» TASK INSTRUCTIONS:
Repeat the lines beginning at the one with "Parse this screenshot: output" and running to the end of the material, keeping the first and last of them, exactly as they appear.

» DATA:
———

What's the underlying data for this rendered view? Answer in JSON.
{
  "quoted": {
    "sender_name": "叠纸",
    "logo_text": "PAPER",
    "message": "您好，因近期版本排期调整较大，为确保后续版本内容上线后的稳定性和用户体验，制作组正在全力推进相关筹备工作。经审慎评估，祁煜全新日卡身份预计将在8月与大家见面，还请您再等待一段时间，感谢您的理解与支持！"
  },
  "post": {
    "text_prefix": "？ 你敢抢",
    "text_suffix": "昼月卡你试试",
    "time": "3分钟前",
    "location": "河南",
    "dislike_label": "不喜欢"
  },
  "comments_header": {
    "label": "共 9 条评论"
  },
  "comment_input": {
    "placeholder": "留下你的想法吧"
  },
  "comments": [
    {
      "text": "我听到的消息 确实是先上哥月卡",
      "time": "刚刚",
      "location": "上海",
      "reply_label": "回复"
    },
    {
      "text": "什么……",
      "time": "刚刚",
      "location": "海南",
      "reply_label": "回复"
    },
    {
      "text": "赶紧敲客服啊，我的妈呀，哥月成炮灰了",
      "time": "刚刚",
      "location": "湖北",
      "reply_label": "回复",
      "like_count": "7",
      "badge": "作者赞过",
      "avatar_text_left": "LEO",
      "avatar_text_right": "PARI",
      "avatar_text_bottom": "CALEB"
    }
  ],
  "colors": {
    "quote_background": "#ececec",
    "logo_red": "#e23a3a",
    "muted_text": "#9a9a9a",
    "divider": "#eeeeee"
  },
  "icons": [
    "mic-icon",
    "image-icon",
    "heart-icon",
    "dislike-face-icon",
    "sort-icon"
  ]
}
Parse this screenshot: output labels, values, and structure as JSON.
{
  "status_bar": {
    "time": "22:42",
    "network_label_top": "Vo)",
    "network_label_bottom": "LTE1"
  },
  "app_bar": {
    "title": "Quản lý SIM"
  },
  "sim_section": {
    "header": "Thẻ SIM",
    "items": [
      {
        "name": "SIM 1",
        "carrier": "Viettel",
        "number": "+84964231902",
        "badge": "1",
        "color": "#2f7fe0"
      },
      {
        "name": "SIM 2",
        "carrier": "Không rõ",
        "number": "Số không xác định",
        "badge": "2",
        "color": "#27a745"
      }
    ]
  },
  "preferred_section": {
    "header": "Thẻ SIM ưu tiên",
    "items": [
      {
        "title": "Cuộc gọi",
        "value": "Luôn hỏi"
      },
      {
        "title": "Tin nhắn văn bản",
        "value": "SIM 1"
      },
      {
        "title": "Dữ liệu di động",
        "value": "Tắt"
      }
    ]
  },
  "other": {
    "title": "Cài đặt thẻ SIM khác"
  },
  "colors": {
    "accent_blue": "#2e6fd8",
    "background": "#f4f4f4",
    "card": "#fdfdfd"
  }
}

———

» THE OUTPUT:
Parse this screenshot: output labels, values, and structure as JSON.
{
  "status_bar": {
    "time": "22:42",
    "network_label_top": "Vo)",
    "network_label_bottom": "LTE1"
  },
  "app_bar": {
    "title": "Quản lý SIM"
  },
  "sim_section": {
    "header": "Thẻ SIM",
    "items": [
      {
        "name": "SIM 1",
        "carrier": "Viettel",
        "number": "+84964231902",
        "badge": "1",
        "color": "#2f7fe0"
      },
      {
        "name": "SIM 2",
        "carrier": "Không rõ",
        "number": "Số không xác định",
        "badge": "2",
        "color": "#27a745"
      }
    ]
  },
  "preferred_section": {
    "header": "Thẻ SIM ưu tiên",
    "items": [
      {
        "title": "Cuộc gọi",
        "value": "Luôn hỏi"
      },
      {
        "title": "Tin nhắn văn bản",
        "value": "SIM 1"
      },
      {
        "title": "Dữ liệu di động",
        "value": "Tắt"
      }
    ]
  },
  "other": {
    "title": "Cài đặt thẻ SIM khác"
  },
  "colors": {
    "accent_blue": "#2e6fd8",
    "background": "#f4f4f4",
    "card": "#fdfdfd"
  }
}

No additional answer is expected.